Entries with figure data:

━━━━━━━━

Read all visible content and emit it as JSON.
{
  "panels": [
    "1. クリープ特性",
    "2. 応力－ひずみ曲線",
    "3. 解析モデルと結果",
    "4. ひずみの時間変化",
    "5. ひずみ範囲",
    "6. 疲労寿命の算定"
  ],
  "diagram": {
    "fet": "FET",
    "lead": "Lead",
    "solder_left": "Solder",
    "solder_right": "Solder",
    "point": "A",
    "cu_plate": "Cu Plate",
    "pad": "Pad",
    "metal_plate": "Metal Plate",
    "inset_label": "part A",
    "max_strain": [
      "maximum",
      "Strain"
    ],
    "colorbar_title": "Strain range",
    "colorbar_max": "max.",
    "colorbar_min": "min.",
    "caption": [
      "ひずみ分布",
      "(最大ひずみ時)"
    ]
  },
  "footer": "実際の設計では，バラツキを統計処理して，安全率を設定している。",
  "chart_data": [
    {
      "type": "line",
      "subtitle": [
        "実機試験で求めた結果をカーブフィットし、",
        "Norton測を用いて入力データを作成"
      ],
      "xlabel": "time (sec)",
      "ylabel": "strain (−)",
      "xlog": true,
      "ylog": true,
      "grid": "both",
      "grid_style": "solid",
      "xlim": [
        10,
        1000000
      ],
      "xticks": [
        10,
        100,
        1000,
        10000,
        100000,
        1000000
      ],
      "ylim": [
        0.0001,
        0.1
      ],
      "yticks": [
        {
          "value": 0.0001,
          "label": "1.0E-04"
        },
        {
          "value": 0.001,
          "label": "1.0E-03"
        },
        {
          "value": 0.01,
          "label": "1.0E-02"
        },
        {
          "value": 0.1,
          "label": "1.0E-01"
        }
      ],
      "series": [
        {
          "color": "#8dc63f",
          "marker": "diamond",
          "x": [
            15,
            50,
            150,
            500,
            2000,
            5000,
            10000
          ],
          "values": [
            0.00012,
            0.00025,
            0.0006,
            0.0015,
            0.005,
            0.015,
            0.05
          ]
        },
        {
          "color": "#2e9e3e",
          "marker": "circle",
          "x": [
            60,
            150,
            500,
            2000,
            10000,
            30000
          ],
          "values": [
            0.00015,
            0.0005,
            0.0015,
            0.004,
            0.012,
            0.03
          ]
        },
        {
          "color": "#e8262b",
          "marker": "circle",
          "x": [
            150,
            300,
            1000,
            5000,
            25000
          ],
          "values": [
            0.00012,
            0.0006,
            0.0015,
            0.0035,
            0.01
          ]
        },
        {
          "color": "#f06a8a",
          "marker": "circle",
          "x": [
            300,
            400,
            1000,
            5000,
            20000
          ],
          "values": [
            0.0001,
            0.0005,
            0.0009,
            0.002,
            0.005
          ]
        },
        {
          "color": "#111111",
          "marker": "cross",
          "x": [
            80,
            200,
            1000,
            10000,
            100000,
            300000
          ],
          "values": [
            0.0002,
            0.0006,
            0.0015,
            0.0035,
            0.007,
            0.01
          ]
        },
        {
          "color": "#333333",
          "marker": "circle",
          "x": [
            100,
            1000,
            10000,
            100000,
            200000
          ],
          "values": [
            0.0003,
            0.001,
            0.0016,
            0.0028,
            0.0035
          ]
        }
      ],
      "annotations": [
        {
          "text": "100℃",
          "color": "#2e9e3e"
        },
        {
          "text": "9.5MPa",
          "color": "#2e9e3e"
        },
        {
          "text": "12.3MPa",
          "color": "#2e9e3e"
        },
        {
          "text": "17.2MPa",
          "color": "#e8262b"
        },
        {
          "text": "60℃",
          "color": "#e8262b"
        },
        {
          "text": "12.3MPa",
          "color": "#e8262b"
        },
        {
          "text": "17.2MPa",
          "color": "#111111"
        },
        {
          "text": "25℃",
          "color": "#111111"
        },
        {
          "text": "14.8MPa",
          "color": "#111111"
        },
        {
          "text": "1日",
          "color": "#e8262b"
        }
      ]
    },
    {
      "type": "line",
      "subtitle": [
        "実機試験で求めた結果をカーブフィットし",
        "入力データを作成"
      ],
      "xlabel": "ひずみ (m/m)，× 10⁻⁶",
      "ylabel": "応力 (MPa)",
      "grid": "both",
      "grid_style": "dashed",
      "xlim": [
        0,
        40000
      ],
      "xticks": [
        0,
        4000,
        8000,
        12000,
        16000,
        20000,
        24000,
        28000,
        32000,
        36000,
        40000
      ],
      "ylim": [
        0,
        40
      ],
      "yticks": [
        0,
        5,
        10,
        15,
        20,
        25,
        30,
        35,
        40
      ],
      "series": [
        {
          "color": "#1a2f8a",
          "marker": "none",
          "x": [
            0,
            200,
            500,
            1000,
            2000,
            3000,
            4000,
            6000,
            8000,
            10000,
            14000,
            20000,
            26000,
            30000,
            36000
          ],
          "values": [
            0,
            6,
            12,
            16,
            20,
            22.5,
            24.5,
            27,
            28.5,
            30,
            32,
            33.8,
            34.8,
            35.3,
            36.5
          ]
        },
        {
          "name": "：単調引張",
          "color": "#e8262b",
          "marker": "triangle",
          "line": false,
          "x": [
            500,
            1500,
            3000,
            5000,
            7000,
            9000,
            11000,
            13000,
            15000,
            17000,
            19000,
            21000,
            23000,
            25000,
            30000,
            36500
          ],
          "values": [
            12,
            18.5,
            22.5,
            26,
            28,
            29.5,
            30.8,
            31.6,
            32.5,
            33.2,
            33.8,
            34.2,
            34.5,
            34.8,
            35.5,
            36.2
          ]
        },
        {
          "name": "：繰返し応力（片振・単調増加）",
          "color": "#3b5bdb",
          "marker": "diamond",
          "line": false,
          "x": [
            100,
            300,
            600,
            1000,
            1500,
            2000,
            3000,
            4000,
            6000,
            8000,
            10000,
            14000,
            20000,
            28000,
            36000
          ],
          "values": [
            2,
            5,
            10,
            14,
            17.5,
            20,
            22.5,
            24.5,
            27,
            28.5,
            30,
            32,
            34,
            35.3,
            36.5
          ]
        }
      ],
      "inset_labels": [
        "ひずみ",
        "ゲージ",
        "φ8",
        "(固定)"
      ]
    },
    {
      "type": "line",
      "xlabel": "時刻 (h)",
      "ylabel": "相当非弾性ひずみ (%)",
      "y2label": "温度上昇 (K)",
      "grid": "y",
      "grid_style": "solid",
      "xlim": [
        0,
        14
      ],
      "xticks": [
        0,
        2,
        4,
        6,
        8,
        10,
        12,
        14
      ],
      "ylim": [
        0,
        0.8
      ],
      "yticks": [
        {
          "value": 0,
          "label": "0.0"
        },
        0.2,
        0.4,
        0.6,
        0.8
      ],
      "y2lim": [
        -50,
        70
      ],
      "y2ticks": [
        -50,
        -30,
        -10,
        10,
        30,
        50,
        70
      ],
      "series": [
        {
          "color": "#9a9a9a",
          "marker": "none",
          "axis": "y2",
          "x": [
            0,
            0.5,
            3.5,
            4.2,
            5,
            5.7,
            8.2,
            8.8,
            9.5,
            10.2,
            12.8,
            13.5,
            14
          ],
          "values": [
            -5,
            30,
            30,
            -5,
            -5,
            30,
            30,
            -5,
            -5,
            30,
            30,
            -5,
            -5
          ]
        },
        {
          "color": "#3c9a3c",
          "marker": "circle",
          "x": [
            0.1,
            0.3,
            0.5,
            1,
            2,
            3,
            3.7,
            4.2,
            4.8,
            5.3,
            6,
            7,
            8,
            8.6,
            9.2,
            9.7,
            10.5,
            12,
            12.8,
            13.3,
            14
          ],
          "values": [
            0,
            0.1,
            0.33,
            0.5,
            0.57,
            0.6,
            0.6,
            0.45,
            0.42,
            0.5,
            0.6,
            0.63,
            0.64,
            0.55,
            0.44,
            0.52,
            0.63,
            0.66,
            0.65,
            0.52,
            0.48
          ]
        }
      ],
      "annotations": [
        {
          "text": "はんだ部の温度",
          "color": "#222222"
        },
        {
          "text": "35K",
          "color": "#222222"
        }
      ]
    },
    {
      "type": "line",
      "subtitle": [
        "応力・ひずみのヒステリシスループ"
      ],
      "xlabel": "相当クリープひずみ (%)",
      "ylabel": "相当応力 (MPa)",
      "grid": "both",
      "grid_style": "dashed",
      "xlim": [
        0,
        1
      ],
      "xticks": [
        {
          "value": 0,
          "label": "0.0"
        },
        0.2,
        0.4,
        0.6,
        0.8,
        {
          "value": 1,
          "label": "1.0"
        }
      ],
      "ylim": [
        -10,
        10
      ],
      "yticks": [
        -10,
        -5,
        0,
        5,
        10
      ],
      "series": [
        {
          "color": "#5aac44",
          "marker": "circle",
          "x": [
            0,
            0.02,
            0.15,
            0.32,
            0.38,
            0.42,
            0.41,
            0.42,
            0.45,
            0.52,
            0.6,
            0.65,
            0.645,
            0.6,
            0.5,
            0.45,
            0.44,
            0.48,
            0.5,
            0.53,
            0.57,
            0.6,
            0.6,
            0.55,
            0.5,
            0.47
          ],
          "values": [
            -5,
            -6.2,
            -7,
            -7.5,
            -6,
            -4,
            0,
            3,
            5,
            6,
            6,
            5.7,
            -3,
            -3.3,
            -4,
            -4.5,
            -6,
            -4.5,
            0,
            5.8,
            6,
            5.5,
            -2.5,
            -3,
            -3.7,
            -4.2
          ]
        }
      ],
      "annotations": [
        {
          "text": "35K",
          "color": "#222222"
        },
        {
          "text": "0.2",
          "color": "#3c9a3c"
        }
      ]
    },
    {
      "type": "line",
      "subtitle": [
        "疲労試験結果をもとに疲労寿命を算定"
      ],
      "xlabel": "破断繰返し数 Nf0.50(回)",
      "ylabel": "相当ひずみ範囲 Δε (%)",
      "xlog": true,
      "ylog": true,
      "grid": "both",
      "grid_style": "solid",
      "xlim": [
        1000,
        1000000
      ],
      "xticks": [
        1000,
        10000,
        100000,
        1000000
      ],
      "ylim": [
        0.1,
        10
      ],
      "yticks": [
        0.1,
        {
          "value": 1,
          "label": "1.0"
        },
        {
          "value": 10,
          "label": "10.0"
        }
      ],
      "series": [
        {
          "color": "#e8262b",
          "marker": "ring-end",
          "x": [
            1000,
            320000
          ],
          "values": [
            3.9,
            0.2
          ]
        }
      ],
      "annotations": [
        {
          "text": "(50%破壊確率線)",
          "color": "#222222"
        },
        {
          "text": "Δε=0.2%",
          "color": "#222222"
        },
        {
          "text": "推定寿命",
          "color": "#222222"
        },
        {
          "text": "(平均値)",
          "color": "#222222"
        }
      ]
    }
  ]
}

━━━━━━━━

Task brief. Select, from the listing, all lines that include the word "xlabel".

Output for this task.
      "xlabel": "time (sec)",
      "xlabel": "ひずみ (m/m)，× 10⁻⁶",
      "xlabel": "時刻 (h)",
      "xlabel": "相当クリープひずみ (%)",
      "xlabel": "破断繰返し数 Nf0.50(回)",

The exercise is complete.